Task requirements:
The data must be returned in full and exactly as given.

Data records:

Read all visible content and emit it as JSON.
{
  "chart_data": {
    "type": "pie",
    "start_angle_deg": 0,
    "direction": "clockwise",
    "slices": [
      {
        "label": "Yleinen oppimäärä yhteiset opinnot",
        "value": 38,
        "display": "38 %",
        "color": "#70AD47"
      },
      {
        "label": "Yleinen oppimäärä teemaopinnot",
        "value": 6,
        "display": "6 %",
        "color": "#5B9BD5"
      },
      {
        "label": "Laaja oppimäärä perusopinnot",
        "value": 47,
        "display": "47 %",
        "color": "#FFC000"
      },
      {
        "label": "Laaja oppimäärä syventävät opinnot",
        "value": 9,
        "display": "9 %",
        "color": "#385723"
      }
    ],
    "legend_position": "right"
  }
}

Answer below:
Read all visible content and emit it as JSON.
{
  "chart_data": {
    "type": "pie",
    "start_angle_deg": 0,
    "direction": "clockwise",
    "slices": [
      {
        "label": "Yleinen oppimäärä yhteiset opinnot",
        "value": 38,
        "display": "38 %",
        "color": "#70AD47"
      },
      {
        "label": "Yleinen oppimäärä teemaopinnot",
        "value": 6,
        "display": "6 %",
        "color": "#5B9BD5"
      },
      {
        "label": "Laaja oppimäärä perusopinnot",
        "value": 47,
        "display": "47 %",
        "color": "#FFC000"
      },
      {
        "label": "Laaja oppimäärä syventävät opinnot",
        "value": 9,
        "display": "9 %",
        "color": "#385723"
      }
    ],
    "legend_position": "right"
  }
}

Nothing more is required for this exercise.